- Data for processing -

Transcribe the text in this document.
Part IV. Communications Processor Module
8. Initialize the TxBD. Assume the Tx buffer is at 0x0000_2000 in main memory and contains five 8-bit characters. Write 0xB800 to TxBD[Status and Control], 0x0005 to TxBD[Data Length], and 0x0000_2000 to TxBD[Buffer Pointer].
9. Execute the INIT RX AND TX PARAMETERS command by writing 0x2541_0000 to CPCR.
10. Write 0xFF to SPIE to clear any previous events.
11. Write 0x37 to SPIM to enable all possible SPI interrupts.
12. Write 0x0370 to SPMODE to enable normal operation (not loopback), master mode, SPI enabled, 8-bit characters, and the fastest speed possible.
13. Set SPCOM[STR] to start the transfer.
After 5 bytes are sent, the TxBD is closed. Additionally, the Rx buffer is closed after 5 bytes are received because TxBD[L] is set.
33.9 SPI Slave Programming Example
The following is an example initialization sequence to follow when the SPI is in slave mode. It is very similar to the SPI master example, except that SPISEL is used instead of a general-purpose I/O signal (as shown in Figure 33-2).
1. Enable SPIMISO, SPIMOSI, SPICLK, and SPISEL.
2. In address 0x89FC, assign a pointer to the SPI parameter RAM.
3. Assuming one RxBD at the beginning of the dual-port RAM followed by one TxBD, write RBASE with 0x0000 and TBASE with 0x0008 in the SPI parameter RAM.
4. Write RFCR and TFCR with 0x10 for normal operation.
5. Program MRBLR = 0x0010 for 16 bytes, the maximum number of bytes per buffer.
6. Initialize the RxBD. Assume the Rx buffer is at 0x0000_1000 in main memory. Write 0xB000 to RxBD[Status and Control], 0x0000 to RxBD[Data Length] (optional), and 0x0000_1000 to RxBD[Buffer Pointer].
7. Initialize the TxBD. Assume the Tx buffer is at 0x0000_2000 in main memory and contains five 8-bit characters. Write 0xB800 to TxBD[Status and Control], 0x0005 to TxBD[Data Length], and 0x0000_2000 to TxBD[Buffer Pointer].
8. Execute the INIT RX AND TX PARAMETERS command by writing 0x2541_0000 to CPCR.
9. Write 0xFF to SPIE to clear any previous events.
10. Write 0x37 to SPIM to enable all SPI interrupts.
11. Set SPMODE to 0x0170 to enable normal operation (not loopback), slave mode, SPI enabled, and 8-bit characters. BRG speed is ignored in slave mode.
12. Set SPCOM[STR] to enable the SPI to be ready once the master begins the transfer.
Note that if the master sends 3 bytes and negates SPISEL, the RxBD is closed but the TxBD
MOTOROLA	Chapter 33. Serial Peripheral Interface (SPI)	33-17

- Written instruction -
Out of the material above, select every line that holds the string "mode".

- Solution for this exercise -
12. Write 0x0370 to SPMODE to enable normal operation (not loopback), master mode, SPI enabled, 8-bit characters, and the fastest speed possible.
The following is an example initialization sequence to follow when the SPI is in slave mode. It is very similar to the SPI master example, except that SPISEL is used instead of a general-purpose I/O signal (as shown in Figure 33-2).
11. Set SPMODE to 0x0170 to enable normal operation (not loopback), slave mode, SPI enabled, and 8-bit characters. BRG speed is ignored in slave mode.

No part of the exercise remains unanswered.